> **STATED TASK**
Filter out everything except lines holding "that".

> **SUPPLIED ENTRIES**
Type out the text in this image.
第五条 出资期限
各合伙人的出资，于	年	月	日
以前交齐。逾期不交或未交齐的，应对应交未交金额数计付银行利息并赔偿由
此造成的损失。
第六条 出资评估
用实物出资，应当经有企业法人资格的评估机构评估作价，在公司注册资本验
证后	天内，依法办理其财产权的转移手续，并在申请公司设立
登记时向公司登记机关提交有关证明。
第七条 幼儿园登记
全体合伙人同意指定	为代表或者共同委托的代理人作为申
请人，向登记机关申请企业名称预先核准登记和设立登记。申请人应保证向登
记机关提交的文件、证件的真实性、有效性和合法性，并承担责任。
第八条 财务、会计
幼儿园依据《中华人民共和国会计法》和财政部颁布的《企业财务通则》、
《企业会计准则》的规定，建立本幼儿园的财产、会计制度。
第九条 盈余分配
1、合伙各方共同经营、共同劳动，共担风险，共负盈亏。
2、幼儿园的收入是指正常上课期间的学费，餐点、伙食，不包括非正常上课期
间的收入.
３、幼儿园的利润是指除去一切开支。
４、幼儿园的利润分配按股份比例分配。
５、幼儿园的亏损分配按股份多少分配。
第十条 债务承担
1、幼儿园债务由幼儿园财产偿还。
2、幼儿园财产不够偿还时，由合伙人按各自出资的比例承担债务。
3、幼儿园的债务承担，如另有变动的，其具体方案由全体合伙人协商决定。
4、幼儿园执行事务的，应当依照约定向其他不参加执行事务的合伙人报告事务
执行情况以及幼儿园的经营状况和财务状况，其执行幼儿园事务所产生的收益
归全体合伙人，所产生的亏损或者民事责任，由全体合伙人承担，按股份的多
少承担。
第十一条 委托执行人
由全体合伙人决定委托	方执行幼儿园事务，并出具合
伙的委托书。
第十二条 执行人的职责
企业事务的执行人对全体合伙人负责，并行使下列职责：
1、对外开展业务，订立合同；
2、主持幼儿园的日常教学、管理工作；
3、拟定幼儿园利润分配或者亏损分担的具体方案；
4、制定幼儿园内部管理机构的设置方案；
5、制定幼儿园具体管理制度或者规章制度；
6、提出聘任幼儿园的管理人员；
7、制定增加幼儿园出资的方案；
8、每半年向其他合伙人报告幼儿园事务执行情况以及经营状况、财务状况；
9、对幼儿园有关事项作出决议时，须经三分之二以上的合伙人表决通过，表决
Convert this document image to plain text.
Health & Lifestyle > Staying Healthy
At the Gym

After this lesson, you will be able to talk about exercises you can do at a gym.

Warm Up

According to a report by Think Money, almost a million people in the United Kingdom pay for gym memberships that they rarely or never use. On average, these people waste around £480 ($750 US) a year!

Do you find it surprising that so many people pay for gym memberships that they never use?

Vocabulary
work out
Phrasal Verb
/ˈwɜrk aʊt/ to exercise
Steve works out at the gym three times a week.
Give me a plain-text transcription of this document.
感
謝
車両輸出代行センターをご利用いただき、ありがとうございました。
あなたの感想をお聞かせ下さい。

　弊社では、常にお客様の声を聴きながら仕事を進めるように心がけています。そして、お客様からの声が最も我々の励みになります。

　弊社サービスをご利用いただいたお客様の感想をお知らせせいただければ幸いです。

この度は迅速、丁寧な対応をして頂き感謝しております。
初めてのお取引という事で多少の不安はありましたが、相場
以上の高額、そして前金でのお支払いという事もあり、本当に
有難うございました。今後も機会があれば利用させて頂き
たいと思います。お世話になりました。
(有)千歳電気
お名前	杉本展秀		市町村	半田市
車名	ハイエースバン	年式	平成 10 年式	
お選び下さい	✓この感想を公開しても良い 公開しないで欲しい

> **RESULT BELOW**
According to a report by Think Money, almost a million people in the United Kingdom pay for gym memberships that they rarely or never use. On average, these people waste around £480 ($750 US) a year!
Do you find it surprising that so many people pay for gym memberships that they never use?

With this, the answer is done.